# start of GIVEN ENTRIES

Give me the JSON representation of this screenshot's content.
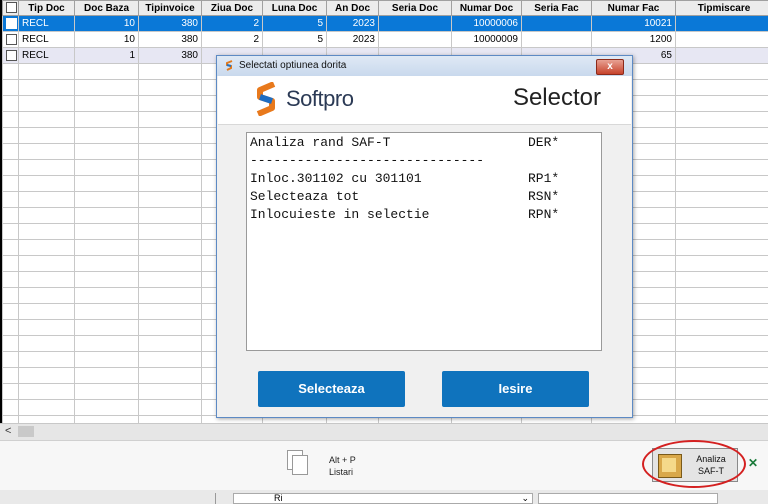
{
  "grid": {
    "columns": [
      "",
      "Tip Doc",
      "Doc Baza",
      "Tipinvoice",
      "Ziua Doc",
      "Luna Doc",
      "An Doc",
      "Seria Doc",
      "Numar Doc",
      "Seria Fac",
      "Numar Fac",
      "Tipmiscare"
    ],
    "rows": [
      [
        "RECL",
        "10",
        "380",
        "2",
        "5",
        "2023",
        "",
        "10000006",
        "",
        "10021",
        ""
      ],
      [
        "RECL",
        "10",
        "380",
        "2",
        "5",
        "2023",
        "",
        "10000009",
        "",
        "1200",
        ""
      ],
      [
        "RECL",
        "1",
        "380",
        "",
        "",
        "",
        "",
        "",
        "",
        "65",
        ""
      ]
    ],
    "selected_row": 0
  },
  "toolbar": {
    "listari_shortcut": "Alt + P",
    "listari_label": "Listari",
    "saft_label_line1": "Analiza",
    "saft_label_line2": "SAF-T"
  },
  "dialog": {
    "title": "Selectati optiunea dorita",
    "close_label": "x",
    "brand_name": "Softpro",
    "header_title": "Selector",
    "options": [
      {
        "label": "Analiza rand SAF-T",
        "code": "DER*"
      },
      {
        "label": "------------------------------",
        "code": ""
      },
      {
        "label": "Inloc.301102 cu 301101",
        "code": "RP1*"
      },
      {
        "label": "Selecteaza tot",
        "code": "RSN*"
      },
      {
        "label": "Inlocuieste in selectie",
        "code": "RPN*"
      }
    ],
    "select_button": "Selecteaza",
    "exit_button": "Iesire"
  },
  "bottom": {
    "combo_value": "Ri"
  },
  "colors": {
    "selected_row": "#0a78d7",
    "alt_row": "#e7e7f3",
    "button_blue": "#0f73bd",
    "highlight_circle": "#d42020"
  }
}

# end of GIVEN ENTRIES

Point out every line holding the string "Selecteaza" and copy it.

        "label": "Selecteaza tot",
    "select_button": "Selecteaza",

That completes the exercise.